◆ **Written instruction**:
Read the data and repeat all of it exactly.

◆ **The records**:
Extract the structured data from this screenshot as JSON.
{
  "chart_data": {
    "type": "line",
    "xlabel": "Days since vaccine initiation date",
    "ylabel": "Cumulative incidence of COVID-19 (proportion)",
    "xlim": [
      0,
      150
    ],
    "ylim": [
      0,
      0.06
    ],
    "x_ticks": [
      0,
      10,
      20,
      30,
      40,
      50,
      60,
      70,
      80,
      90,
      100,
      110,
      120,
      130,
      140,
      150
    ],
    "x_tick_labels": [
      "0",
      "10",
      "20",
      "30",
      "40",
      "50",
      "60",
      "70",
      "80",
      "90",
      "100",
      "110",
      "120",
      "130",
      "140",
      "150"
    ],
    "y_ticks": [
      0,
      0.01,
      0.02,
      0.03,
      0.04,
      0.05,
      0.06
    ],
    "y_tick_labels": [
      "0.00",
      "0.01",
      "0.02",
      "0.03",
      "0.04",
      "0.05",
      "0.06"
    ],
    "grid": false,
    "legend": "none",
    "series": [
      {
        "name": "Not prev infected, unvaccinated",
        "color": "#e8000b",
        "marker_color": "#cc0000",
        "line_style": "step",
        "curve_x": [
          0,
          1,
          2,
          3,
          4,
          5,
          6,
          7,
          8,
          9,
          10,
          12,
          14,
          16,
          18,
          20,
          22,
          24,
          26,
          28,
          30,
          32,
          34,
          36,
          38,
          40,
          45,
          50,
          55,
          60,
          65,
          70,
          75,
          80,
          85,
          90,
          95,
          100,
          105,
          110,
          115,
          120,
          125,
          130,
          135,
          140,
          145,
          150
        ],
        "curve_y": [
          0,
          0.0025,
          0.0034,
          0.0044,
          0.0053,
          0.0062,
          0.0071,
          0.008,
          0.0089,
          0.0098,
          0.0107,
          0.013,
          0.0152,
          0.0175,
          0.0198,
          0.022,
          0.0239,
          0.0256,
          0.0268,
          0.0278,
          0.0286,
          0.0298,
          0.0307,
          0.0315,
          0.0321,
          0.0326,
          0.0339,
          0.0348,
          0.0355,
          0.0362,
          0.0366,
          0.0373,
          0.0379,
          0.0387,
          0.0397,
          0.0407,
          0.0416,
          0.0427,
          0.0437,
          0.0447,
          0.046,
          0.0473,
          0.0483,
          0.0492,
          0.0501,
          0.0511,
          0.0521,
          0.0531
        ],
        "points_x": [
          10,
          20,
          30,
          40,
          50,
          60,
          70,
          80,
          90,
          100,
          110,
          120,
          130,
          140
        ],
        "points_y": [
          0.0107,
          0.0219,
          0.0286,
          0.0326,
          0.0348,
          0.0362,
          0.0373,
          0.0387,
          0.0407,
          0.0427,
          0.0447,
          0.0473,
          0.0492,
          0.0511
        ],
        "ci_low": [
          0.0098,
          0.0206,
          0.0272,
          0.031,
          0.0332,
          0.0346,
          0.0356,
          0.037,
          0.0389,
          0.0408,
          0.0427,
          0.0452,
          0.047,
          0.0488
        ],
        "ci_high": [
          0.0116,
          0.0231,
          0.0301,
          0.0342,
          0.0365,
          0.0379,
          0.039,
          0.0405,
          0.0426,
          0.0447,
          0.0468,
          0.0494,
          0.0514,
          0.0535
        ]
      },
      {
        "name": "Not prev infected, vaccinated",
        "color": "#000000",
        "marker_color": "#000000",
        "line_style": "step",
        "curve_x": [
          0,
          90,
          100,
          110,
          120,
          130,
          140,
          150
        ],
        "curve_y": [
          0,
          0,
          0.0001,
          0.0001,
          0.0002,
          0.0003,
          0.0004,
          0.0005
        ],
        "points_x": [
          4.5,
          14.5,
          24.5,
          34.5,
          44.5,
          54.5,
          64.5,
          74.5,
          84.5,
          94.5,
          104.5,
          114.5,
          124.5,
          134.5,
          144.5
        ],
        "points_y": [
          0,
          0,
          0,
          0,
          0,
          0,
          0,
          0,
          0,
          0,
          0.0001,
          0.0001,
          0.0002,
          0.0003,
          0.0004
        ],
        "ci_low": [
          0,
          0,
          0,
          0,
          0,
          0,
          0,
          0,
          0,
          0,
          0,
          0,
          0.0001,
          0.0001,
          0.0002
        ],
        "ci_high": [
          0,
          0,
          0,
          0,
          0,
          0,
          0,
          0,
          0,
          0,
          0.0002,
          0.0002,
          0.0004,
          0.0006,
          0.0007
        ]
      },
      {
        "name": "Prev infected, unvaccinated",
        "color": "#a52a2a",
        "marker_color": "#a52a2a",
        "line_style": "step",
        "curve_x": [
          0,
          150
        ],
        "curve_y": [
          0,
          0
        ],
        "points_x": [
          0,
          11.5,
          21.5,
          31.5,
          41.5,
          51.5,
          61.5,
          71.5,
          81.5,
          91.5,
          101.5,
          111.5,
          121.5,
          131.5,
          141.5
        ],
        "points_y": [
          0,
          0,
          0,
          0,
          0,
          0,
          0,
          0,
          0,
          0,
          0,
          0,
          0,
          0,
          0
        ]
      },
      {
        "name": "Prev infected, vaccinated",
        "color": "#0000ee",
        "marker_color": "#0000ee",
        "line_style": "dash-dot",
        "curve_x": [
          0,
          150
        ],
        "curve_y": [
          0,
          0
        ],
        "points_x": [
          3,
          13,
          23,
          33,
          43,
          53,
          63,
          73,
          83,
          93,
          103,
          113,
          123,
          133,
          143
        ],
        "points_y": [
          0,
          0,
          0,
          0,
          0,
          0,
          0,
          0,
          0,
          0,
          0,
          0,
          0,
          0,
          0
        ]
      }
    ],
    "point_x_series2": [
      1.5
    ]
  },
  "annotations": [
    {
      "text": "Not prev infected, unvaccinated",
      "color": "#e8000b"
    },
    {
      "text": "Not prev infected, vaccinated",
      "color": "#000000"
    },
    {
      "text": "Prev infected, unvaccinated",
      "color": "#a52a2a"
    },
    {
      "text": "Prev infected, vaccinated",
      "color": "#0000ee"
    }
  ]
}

◆ **Solution**:
Extract the structured data from this screenshot as JSON.
{
  "chart_data": {
    "type": "line",
    "xlabel": "Days since vaccine initiation date",
    "ylabel": "Cumulative incidence of COVID-19 (proportion)",
    "xlim": [
      0,
      150
    ],
    "ylim": [
      0,
      0.06
    ],
    "x_ticks": [
      0,
      10,
      20,
      30,
      40,
      50,
      60,
      70,
      80,
      90,
      100,
      110,
      120,
      130,
      140,
      150
    ],
    "x_tick_labels": [
      "0",
      "10",
      "20",
      "30",
      "40",
      "50",
      "60",
      "70",
      "80",
      "90",
      "100",
      "110",
      "120",
      "130",
      "140",
      "150"
    ],
    "y_ticks": [
      0,
      0.01,
      0.02,
      0.03,
      0.04,
      0.05,
      0.06
    ],
    "y_tick_labels": [
      "0.00",
      "0.01",
      "0.02",
      "0.03",
      "0.04",
      "0.05",
      "0.06"
    ],
    "grid": false,
    "legend": "none",
    "series": [
      {
        "name": "Not prev infected, unvaccinated",
        "color": "#e8000b",
        "marker_color": "#cc0000",
        "line_style": "step",
        "curve_x": [
          0,
          1,
          2,
          3,
          4,
          5,
          6,
          7,
          8,
          9,
          10,
          12,
          14,
          16,
          18,
          20,
          22,
          24,
          26,
          28,
          30,
          32,
          34,
          36,
          38,
          40,
          45,
          50,
          55,
          60,
          65,
          70,
          75,
          80,
          85,
          90,
          95,
          100,
          105,
          110,
          115,
          120,
          125,
          130,
          135,
          140,
          145,
          150
        ],
        "curve_y": [
          0,
          0.0025,
          0.0034,
          0.0044,
          0.0053,
          0.0062,
          0.0071,
          0.008,
          0.0089,
          0.0098,
          0.0107,
          0.013,
          0.0152,
          0.0175,
          0.0198,
          0.022,
          0.0239,
          0.0256,
          0.0268,
          0.0278,
          0.0286,
          0.0298,
          0.0307,
          0.0315,
          0.0321,
          0.0326,
          0.0339,
          0.0348,
          0.0355,
          0.0362,
          0.0366,
          0.0373,
          0.0379,
          0.0387,
          0.0397,
          0.0407,
          0.0416,
          0.0427,
          0.0437,
          0.0447,
          0.046,
          0.0473,
          0.0483,
          0.0492,
          0.0501,
          0.0511,
          0.0521,
          0.0531
        ],
        "points_x": [
          10,
          20,
          30,
          40,
          50,
          60,
          70,
          80,
          90,
          100,
          110,
          120,
          130,
          140
        ],
        "points_y": [
          0.0107,
          0.0219,
          0.0286,
          0.0326,
          0.0348,
          0.0362,
          0.0373,
          0.0387,
          0.0407,
          0.0427,
          0.0447,
          0.0473,
          0.0492,
          0.0511
        ],
        "ci_low": [
          0.0098,
          0.0206,
          0.0272,
          0.031,
          0.0332,
          0.0346,
          0.0356,
          0.037,
          0.0389,
          0.0408,
          0.0427,
          0.0452,
          0.047,
          0.0488
        ],
        "ci_high": [
          0.0116,
          0.0231,
          0.0301,
          0.0342,
          0.0365,
          0.0379,
          0.039,
          0.0405,
          0.0426,
          0.0447,
          0.0468,
          0.0494,
          0.0514,
          0.0535
        ]
      },
      {
        "name": "Not prev infected, vaccinated",
        "color": "#000000",
        "marker_color": "#000000",
        "line_style": "step",
        "curve_x": [
          0,
          90,
          100,
          110,
          120,
          130,
          140,
          150
        ],
        "curve_y": [
          0,
          0,
          0.0001,
          0.0001,
          0.0002,
          0.0003,
          0.0004,
          0.0005
        ],
        "points_x": [
          4.5,
          14.5,
          24.5,
          34.5,
          44.5,
          54.5,
          64.5,
          74.5,
          84.5,
          94.5,
          104.5,
          114.5,
          124.5,
          134.5,
          144.5
        ],
        "points_y": [
          0,
          0,
          0,
          0,
          0,
          0,
          0,
          0,
          0,
          0,
          0.0001,
          0.0001,
          0.0002,
          0.0003,
          0.0004
        ],
        "ci_low": [
          0,
          0,
          0,
          0,
          0,
          0,
          0,
          0,
          0,
          0,
          0,
          0,
          0.0001,
          0.0001,
          0.0002
        ],
        "ci_high": [
          0,
          0,
          0,
          0,
          0,
          0,
          0,
          0,
          0,
          0,
          0.0002,
          0.0002,
          0.0004,
          0.0006,
          0.0007
        ]
      },
      {
        "name": "Prev infected, unvaccinated",
        "color": "#a52a2a",
        "marker_color": "#a52a2a",
        "line_style": "step",
        "curve_x": [
          0,
          150
        ],
        "curve_y": [
          0,
          0
        ],
        "points_x": [
          0,
          11.5,
          21.5,
          31.5,
          41.5,
          51.5,
          61.5,
          71.5,
          81.5,
          91.5,
          101.5,
          111.5,
          121.5,
          131.5,
          141.5
        ],
        "points_y": [
          0,
          0,
          0,
          0,
          0,
          0,
          0,
          0,
          0,
          0,
          0,
          0,
          0,
          0,
          0
        ]
      },
      {
        "name": "Prev infected, vaccinated",
        "color": "#0000ee",
        "marker_color": "#0000ee",
        "line_style": "dash-dot",
        "curve_x": [
          0,
          150
        ],
        "curve_y": [
          0,
          0
        ],
        "points_x": [
          3,
          13,
          23,
          33,
          43,
          53,
          63,
          73,
          83,
          93,
          103,
          113,
          123,
          133,
          143
        ],
        "points_y": [
          0,
          0,
          0,
          0,
          0,
          0,
          0,
          0,
          0,
          0,
          0,
          0,
          0,
          0,
          0
        ]
      }
    ],
    "point_x_series2": [
      1.5
    ]
  },
  "annotations": [
    {
      "text": "Not prev infected, unvaccinated",
      "color": "#e8000b"
    },
    {
      "text": "Not prev infected, vaccinated",
      "color": "#000000"
    },
    {
      "text": "Prev infected, unvaccinated",
      "color": "#a52a2a"
    },
    {
      "text": "Prev infected, vaccinated",
      "color": "#0000ee"
    }
  ]
}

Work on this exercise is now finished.